▶ **Information given**:
------------------------------------------------------------

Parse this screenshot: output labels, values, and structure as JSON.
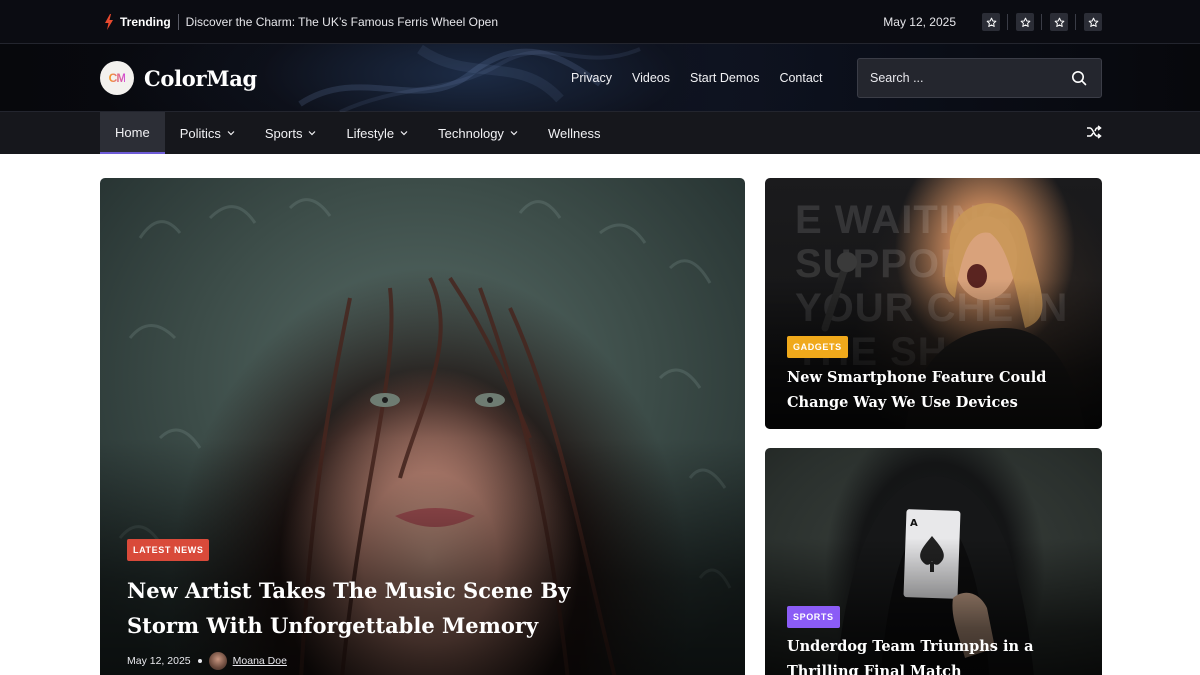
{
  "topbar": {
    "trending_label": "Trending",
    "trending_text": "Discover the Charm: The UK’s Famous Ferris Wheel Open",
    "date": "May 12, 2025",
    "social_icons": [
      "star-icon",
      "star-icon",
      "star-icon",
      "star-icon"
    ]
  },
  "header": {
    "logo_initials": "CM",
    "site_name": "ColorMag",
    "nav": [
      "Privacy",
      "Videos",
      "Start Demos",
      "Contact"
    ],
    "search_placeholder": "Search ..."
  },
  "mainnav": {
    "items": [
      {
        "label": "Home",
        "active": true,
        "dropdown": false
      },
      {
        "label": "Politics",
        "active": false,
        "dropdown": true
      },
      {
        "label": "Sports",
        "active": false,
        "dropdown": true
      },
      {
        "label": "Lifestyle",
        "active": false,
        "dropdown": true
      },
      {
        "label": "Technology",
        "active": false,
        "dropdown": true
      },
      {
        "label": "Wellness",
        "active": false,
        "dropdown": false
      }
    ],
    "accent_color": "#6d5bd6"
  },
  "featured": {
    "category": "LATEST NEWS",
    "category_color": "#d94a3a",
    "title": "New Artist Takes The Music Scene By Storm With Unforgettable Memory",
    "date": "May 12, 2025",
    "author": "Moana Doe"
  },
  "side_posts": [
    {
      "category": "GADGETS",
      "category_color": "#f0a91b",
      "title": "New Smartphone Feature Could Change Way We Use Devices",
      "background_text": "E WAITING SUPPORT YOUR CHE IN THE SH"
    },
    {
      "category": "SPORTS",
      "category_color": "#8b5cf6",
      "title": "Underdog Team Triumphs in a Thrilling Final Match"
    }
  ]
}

------------------------------------------------------------

▶ **Set task**: Reproduce the listing above exactly, excluding all pictures.

▶ **Solution**:
Parse this screenshot: output labels, values, and structure as JSON.
{
  "topbar": {
    "trending_label": "Trending",
    "trending_text": "Discover the Charm: The UK’s Famous Ferris Wheel Open",
    "date": "May 12, 2025",
    "social_icons": [
      "star-icon",
      "star-icon",
      "star-icon",
      "star-icon"
    ]
  },
  "header": {
    "logo_initials": "CM",
    "site_name": "ColorMag",
    "nav": [
      "Privacy",
      "Videos",
      "Start Demos",
      "Contact"
    ],
    "search_placeholder": "Search ..."
  },
  "mainnav": {
    "items": [
      {
        "label": "Home",
        "active": true,
        "dropdown": false
      },
      {
        "label": "Politics",
        "active": false,
        "dropdown": true
      },
      {
        "label": "Sports",
        "active": false,
        "dropdown": true
      },
      {
        "label": "Lifestyle",
        "active": false,
        "dropdown": true
      },
      {
        "label": "Technology",
        "active": false,
        "dropdown": true
      },
      {
        "label": "Wellness",
        "active": false,
        "dropdown": false
      }
    ],
    "accent_color": "#6d5bd6"
  },
  "featured": {
    "category": "LATEST NEWS",
    "category_color": "#d94a3a",
    "title": "New Artist Takes The Music Scene By Storm With Unforgettable Memory",
    "date": "May 12, 2025",
    "author": "Moana Doe"
  },
  "side_posts": [
    {
      "category": "GADGETS",
      "category_color": "#f0a91b",
      "title": "New Smartphone Feature Could Change Way We Use Devices",
      "background_text": "E WAITING SUPPORT YOUR CHE IN THE SH"
    },
    {
      "category": "SPORTS",
      "category_color": "#8b5cf6",
      "title": "Underdog Team Triumphs in a Thrilling Final Match"
    }
  ]
}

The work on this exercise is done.